Return the listing below word for word.
--------------------
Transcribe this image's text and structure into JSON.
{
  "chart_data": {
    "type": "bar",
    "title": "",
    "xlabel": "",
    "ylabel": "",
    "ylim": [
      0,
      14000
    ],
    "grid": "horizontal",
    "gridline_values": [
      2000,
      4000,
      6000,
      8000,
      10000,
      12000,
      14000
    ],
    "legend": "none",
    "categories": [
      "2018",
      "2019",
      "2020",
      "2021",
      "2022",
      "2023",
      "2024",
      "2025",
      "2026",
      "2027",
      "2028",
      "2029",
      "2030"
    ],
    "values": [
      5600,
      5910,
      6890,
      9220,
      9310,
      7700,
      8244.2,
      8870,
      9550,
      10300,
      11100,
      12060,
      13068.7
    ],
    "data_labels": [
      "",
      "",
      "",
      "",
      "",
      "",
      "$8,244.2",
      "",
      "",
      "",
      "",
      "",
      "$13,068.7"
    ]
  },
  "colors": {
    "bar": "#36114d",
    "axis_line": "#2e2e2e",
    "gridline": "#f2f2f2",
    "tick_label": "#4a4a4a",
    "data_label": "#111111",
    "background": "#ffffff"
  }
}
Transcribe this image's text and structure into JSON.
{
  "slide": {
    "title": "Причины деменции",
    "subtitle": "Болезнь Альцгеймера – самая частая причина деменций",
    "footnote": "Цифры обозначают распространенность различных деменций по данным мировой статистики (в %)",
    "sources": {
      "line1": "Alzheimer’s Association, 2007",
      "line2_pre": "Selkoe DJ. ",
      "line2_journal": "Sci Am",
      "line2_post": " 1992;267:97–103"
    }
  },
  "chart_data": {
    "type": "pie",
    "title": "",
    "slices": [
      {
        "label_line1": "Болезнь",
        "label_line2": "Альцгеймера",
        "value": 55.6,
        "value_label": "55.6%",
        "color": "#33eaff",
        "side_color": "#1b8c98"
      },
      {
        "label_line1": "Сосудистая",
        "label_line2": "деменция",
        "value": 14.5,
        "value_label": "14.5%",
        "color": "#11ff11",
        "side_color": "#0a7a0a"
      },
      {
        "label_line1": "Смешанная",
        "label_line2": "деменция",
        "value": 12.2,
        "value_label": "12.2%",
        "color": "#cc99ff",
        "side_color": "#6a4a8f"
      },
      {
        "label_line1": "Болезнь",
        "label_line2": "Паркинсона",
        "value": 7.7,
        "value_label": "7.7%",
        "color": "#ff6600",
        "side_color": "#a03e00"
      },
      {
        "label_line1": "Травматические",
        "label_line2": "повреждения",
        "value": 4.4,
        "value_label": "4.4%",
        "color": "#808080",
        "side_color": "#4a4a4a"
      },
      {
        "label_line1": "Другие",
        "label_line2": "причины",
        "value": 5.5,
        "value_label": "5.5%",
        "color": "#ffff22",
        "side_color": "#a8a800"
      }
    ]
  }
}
--------------------
● Written response:
Transcribe this image's text and structure into JSON.
{
  "chart_data": {
    "type": "bar",
    "title": "",
    "xlabel": "",
    "ylabel": "",
    "ylim": [
      0,
      14000
    ],
    "grid": "horizontal",
    "gridline_values": [
      2000,
      4000,
      6000,
      8000,
      10000,
      12000,
      14000
    ],
    "legend": "none",
    "categories": [
      "2018",
      "2019",
      "2020",
      "2021",
      "2022",
      "2023",
      "2024",
      "2025",
      "2026",
      "2027",
      "2028",
      "2029",
      "2030"
    ],
    "values": [
      5600,
      5910,
      6890,
      9220,
      9310,
      7700,
      8244.2,
      8870,
      9550,
      10300,
      11100,
      12060,
      13068.7
    ],
    "data_labels": [
      "",
      "",
      "",
      "",
      "",
      "",
      "$8,244.2",
      "",
      "",
      "",
      "",
      "",
      "$13,068.7"
    ]
  },
  "colors": {
    "bar": "#36114d",
    "axis_line": "#2e2e2e",
    "gridline": "#f2f2f2",
    "tick_label": "#4a4a4a",
    "data_label": "#111111",
    "background": "#ffffff"
  }
}
Transcribe this image's text and structure into JSON.
{
  "slide": {
    "title": "Причины деменции",
    "subtitle": "Болезнь Альцгеймера – самая частая причина деменций",
    "footnote": "Цифры обозначают распространенность различных деменций по данным мировой статистики (в %)",
    "sources": {
      "line1": "Alzheimer’s Association, 2007",
      "line2_pre": "Selkoe DJ. ",
      "line2_journal": "Sci Am",
      "line2_post": " 1992;267:97–103"
    }
  },
  "chart_data": {
    "type": "pie",
    "title": "",
    "slices": [
      {
        "label_line1": "Болезнь",
        "label_line2": "Альцгеймера",
        "value": 55.6,
        "value_label": "55.6%",
        "color": "#33eaff",
        "side_color": "#1b8c98"
      },
      {
        "label_line1": "Сосудистая",
        "label_line2": "деменция",
        "value": 14.5,
        "value_label": "14.5%",
        "color": "#11ff11",
        "side_color": "#0a7a0a"
      },
      {
        "label_line1": "Смешанная",
        "label_line2": "деменция",
        "value": 12.2,
        "value_label": "12.2%",
        "color": "#cc99ff",
        "side_color": "#6a4a8f"
      },
      {
        "label_line1": "Болезнь",
        "label_line2": "Паркинсона",
        "value": 7.7,
        "value_label": "7.7%",
        "color": "#ff6600",
        "side_color": "#a03e00"
      },
      {
        "label_line1": "Травматические",
        "label_line2": "повреждения",
        "value": 4.4,
        "value_label": "4.4%",
        "color": "#808080",
        "side_color": "#4a4a4a"
      },
      {
        "label_line1": "Другие",
        "label_line2": "причины",
        "value": 5.5,
        "value_label": "5.5%",
        "color": "#ffff22",
        "side_color": "#a8a800"
      }
    ]
  }
}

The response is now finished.